==== Dataset ====
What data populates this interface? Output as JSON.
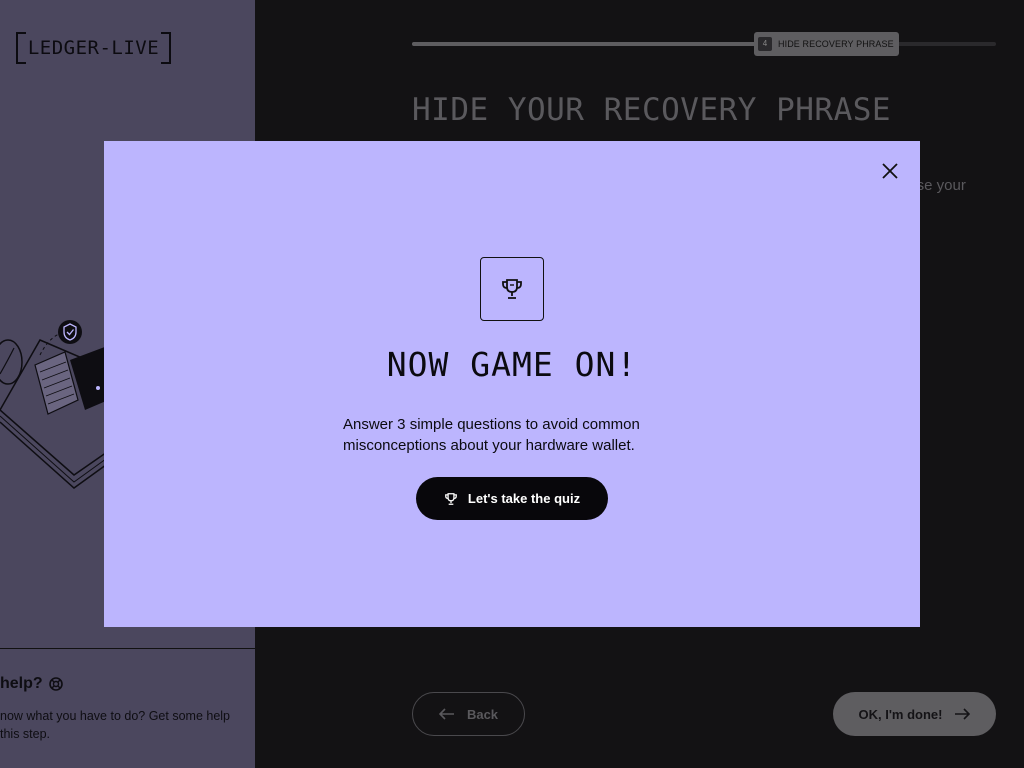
{
  "sidebar": {
    "logo_text": "LEDGER-LIVE",
    "help_title": "help?",
    "help_text": "now what you have to do? Get some help this step."
  },
  "main": {
    "progress_fraction": 0.6,
    "step_number": "4",
    "step_label": "HIDE RECOVERY PHRASE",
    "title": "HIDE YOUR RECOVERY PHRASE",
    "behind_text_fragment": "t use your",
    "back_label": "Back",
    "done_label": "OK, I'm done!"
  },
  "modal": {
    "title": "NOW GAME ON!",
    "description": "Answer 3 simple questions to avoid common misconceptions about your hardware wallet.",
    "quiz_button_label": "Let's take the quiz"
  },
  "colors": {
    "sidebar_bg": "#4b475e",
    "main_bg": "#131214",
    "modal_bg": "#bcb5fe",
    "button_dark": "#08070b"
  },
  "icons": [
    "help-icon",
    "trophy-icon",
    "close-icon",
    "arrow-left-icon",
    "arrow-right-icon"
  ]
}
====
# Directive:
Look through the entries above and list every line containing "PHRASE".

# Exercise response:
    "step_label": "HIDE RECOVERY PHRASE",
    "title": "HIDE YOUR RECOVERY PHRASE",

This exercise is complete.